WHAT TO DO
Using the listing below, copy every line that mentions "Prof".

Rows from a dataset
━━━━━━━━━━━━━━━━

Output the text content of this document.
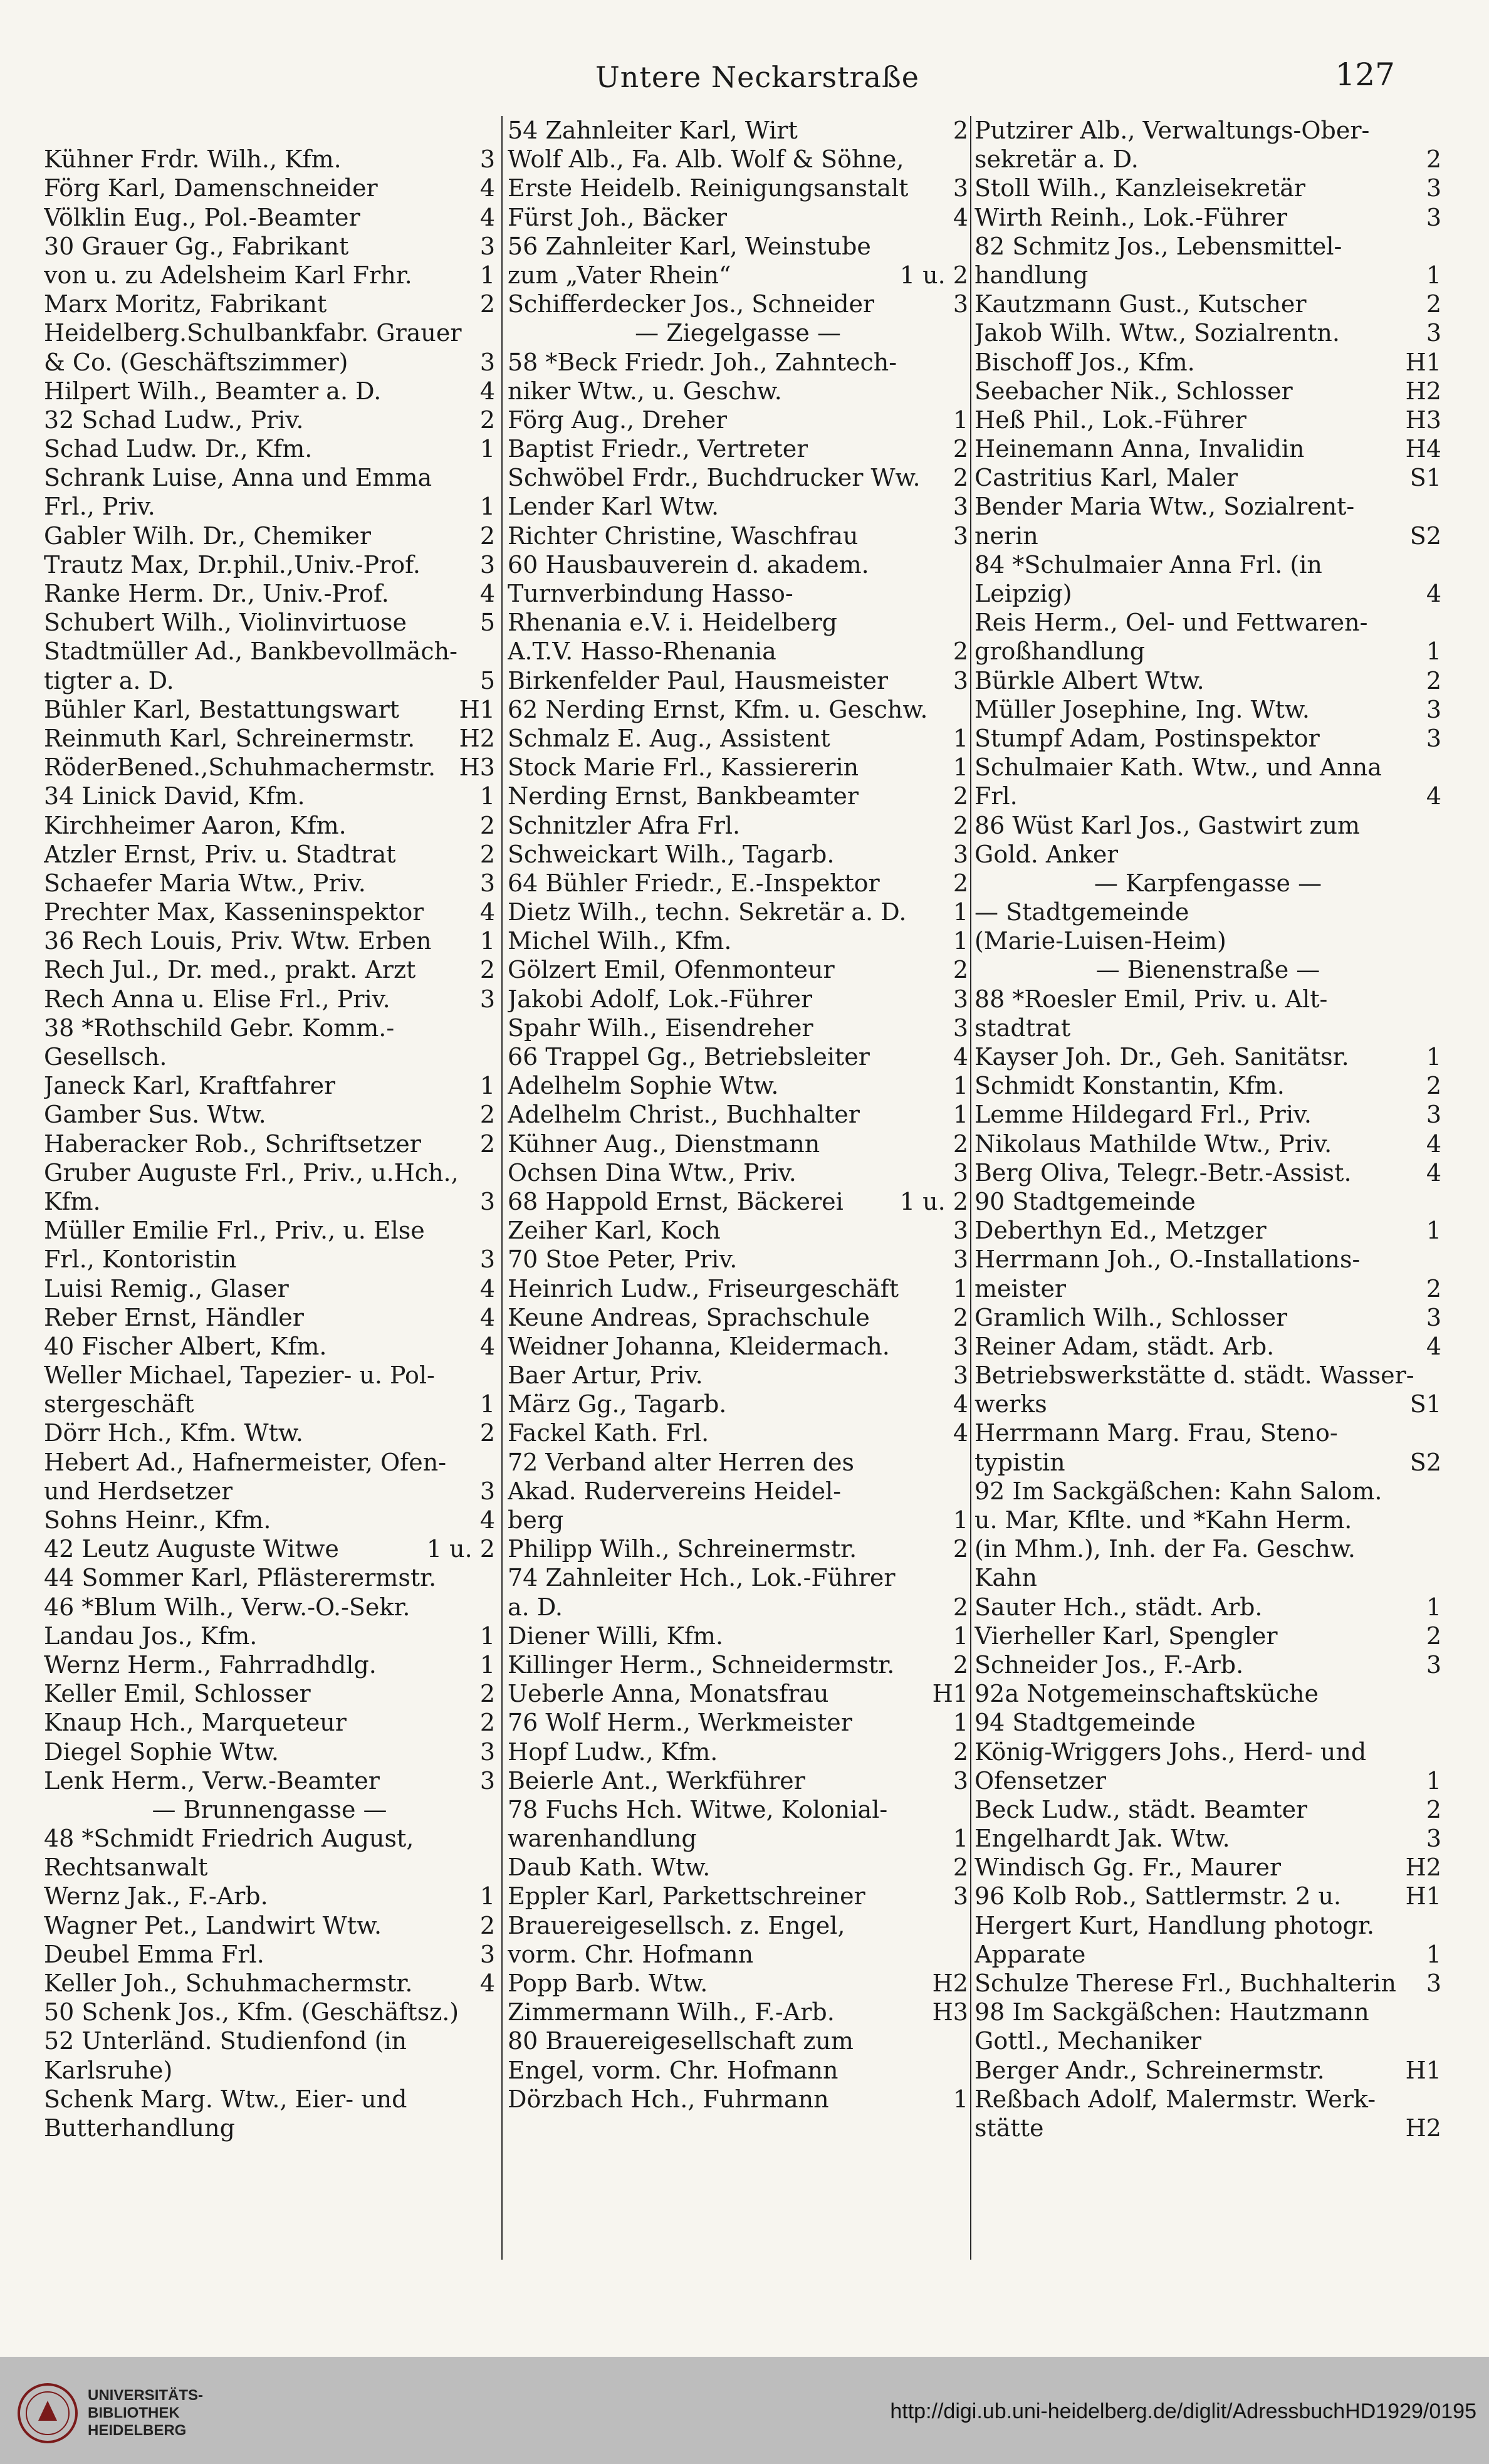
Untere Neckarstraße	127
Kühner Frdr. Wilh., Kfm.	3
Förg Karl, Damenschneider	4
Völklin Eug., Pol.-Beamter	4
30 Grauer Gg., Fabrikant	3
von u. zu Adelsheim Karl Frhr.	1
Marx Moritz, Fabrikant	2
Heidelberg.Schulbankfabr. Grauer
& Co. (Geschäftszimmer)	3
Hilpert Wilh., Beamter a. D.	4
32 Schad Ludw., Priv.	2
Schad Ludw. Dr., Kfm.	1
Schrank Luise, Anna und Emma
Frl., Priv.	1
Gabler Wilh. Dr., Chemiker	2
Trautz Max, Dr.phil.,Univ.-Prof. 3
Ranke Herm. Dr., Univ.-Prof.	4
Schubert Wilh., Violinvirtuose	5
Stadtmüller Ad., Bankbevollmäch-
tigter a. D.	5
Bühler Karl, Bestattungswart	H1
Reinmuth Karl, Schreinermstr. H2
RöderBened.,Schuhmachermstr. H3
34 Linick David, Kfm.	1
Kirchheimer Aaron, Kfm.	2
Atzler Ernst, Priv. u. Stadtrat	2
Schaefer Maria Wtw., Priv.	3
Prechter Max, Kasseninspektor 4
36 Rech Louis, Priv. Wtw. Erben 1
Rech Jul., Dr. med., prakt. Arzt	2
Rech Anna u. Elise Frl., Priv.	3
38 *Rothschild Gebr. Komm.-
Gesellsch.
Janeck Karl, Kraftfahrer	1
Gamber Sus. Wtw.	2
Haberacker Rob., Schriftsetzer 2
Gruber Auguste Frl., Priv., u.Hch.,
Kfm.	3
Müller Emilie Frl., Priv., u. Else
Frl., Kontoristin	3
Luisi Remig., Glaser	4
Reber Ernst, Händler	4
40 Fischer Albert, Kfm.	4
Weller Michael, Tapezier- u. Pol-
stergeschäft	1
Dörr Hch., Kfm. Wtw.	2
Hebert Ad., Hafnermeister, Ofen-
und Herdsetzer	3
Sohns Heinr., Kfm.	4
42 Leutz Auguste Witwe	1 u. 2
44 Sommer Karl, Pflästerermstr.
46 *Blum Wilh., Verw.-O.-Sekr.
Landau Jos., Kfm.	1
Wernz Herm., Fahrradhdlg.	1
Keller Emil, Schlosser	2
Knaup Hch., Marqueteur	2
Diegel Sophie Wtw.	3
Lenk Herm., Verw.-Beamter	3
— Brunnengasse —
48 *Schmidt Friedrich August,
Rechtsanwalt
Wernz Jak., F.-Arb.	1
Wagner Pet., Landwirt Wtw.	2
Deubel Emma Frl.	3
Keller Joh., Schuhmachermstr.	4
50 Schenk Jos., Kfm. (Geschäftsz.)
52 Unterländ. Studienfond (in
Karlsruhe)
Schenk Marg. Wtw., Eier- und
Butterhandlung
54 Zahnleiter Karl, Wirt	2
Wolf Alb., Fa. Alb. Wolf & Söhne,
Erste Heidelb. Reinigungsanstalt 3
Fürst Joh., Bäcker	4
56 Zahnleiter Karl, Weinstube
zum „Vater Rhein“	1 u. 2
Schifferdecker Jos., Schneider	3
— Ziegelgasse —
58 *Beck Friedr. Joh., Zahntech-
niker Wtw., u. Geschw.
Förg Aug., Dreher	1
Baptist Friedr., Vertreter	2
Schwöbel Frdr., Buchdrucker Ww. 2
Lender Karl Wtw.	3
Richter Christine, Waschfrau	3
60 Hausbauverein d. akadem.
Turnverbindung Hasso-
Rhenania e.V. i. Heidelberg
A.T.V. Hasso-Rhenania	2
Birkenfelder Paul, Hausmeister	3
62 Nerding Ernst, Kfm. u. Geschw.
Schmalz E. Aug., Assistent	1
Stock Marie Frl., Kassiererin	1
Nerding Ernst, Bankbeamter	2
Schnitzler Afra Frl.	2
Schweickart Wilh., Tagarb.	3
64 Bühler Friedr., E.-Inspektor	2
Dietz Wilh., techn. Sekretär a. D. 1
Michel Wilh., Kfm.	1
Gölzert Emil, Ofenmonteur	2
Jakobi Adolf, Lok.-Führer	3
Spahr Wilh., Eisendreher	3
66 Trappel Gg., Betriebsleiter	4
Adelhelm Sophie Wtw.	1
Adelhelm Christ., Buchhalter	1
Kühner Aug., Dienstmann	2
Ochsen Dina Wtw., Priv.	3
68 Happold Ernst, Bäckerei 1 u. 2
Zeiher Karl, Koch	3
70 Stoe Peter, Priv.	3
Heinrich Ludw., Friseurgeschäft 1
Keune Andreas, Sprachschule	2
Weidner Johanna, Kleidermach.	3
Baer Artur, Priv.	3
März Gg., Tagarb.	4
Fackel Kath. Frl.	4
72 Verband alter Herren des
Akad. Rudervereins Heidel-
berg	1
Philipp Wilh., Schreinermstr.	2
74 Zahnleiter Hch., Lok.-Führer
a. D.	2
Diener Willi, Kfm.	1
Killinger Herm., Schneidermstr. 2
Ueberle Anna, Monatsfrau	H1
76 Wolf Herm., Werkmeister	1
Hopf Ludw., Kfm.	2
Beierle Ant., Werkführer	3
78 Fuchs Hch. Witwe, Kolonial-
warenhandlung	1
Daub Kath. Wtw.	2
Eppler Karl, Parkettschreiner	3
Brauereigesellsch. z. Engel,
vorm. Chr. Hofmann
Popp Barb. Wtw.	H2
Zimmermann Wilh., F.-Arb.	H3
80 Brauereigesellschaft zum
Engel, vorm. Chr. Hofmann
Dörzbach Hch., Fuhrmann	1
Putzirer Alb., Verwaltungs-Ober-
sekretär a. D.	2
Stoll Wilh., Kanzleisekretär	3
Wirth Reinh., Lok.-Führer	3
82 Schmitz Jos., Lebensmittel-
handlung	1
Kautzmann Gust., Kutscher	2
Jakob Wilh. Wtw., Sozialrentn.	3
Bischoff Jos., Kfm.	H1
Seebacher Nik., Schlosser	H2
Heß Phil., Lok.-Führer	H3
Heinemann Anna, Invalidin	H4
Castritius Karl, Maler	S1
Bender Maria Wtw., Sozialrent-
nerin	S2
84 *Schulmaier Anna Frl. (in
Leipzig)	4
Reis Herm., Oel- und Fettwaren-
großhandlung	1
Bürkle Albert Wtw.	2
Müller Josephine, Ing. Wtw.	3
Stumpf Adam, Postinspektor	3
Schulmaier Kath. Wtw., und Anna
Frl.	4
86 Wüst Karl Jos., Gastwirt zum
Gold. Anker
— Karpfengasse —
— Stadtgemeinde
(Marie-Luisen-Heim)
— Bienenstraße —
88 *Roesler Emil, Priv. u. Alt-
stadtrat
Kayser Joh. Dr., Geh. Sanitätsr.	1
Schmidt Konstantin, Kfm.	2
Lemme Hildegard Frl., Priv.	3
Nikolaus Mathilde Wtw., Priv.	4
Berg Oliva, Telegr.-Betr.-Assist.	4
90 Stadtgemeinde
Deberthyn Ed., Metzger	1
Herrmann Joh., O.-Installations-
meister	2
Gramlich Wilh., Schlosser	3
Reiner Adam, städt. Arb.	4
Betriebswerkstätte d. städt. Wasser-
werks	S1
Herrmann Marg. Frau, Steno-
typistin	S2
92 Im Sackgäßchen: Kahn Salom.
u. Mar, Kflte. und *Kahn Herm.
(in Mhm.), Inh. der Fa. Geschw.
Kahn
Sauter Hch., städt. Arb.	1
Vierheller Karl, Spengler	2
Schneider Jos., F.-Arb.	3
92a Notgemeinschaftsküche
94 Stadtgemeinde
König-Wriggers Johs., Herd- und
Ofensetzer	1
Beck Ludw., städt. Beamter	2
Engelhardt Jak. Wtw.	3
Windisch Gg. Fr., Maurer	H2
96 Kolb Rob., Sattlermstr. 2 u.	H1
Hergert Kurt, Handlung photogr.
Apparate	1
Schulze Therese Frl., Buchhalterin 3
98 Im Sackgäßchen: Hautzmann
Gottl., Mechaniker
Berger Andr., Schreinermstr.	H1
Reßbach Adolf, Malermstr. Werk-
stätte	H2
UNIVERSITÄTS-
BIBLIOTHEK
HEIDELBERG
http://digi.ub.uni-heidelberg.de/diglit/AdressbuchHD1929/0195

━━━━━━━━━━━━━━━━

ANSWER TO THIS TASK
Trautz Max, Dr.phil.,Univ.-Prof. 3
Ranke Herm. Dr., Univ.-Prof.	4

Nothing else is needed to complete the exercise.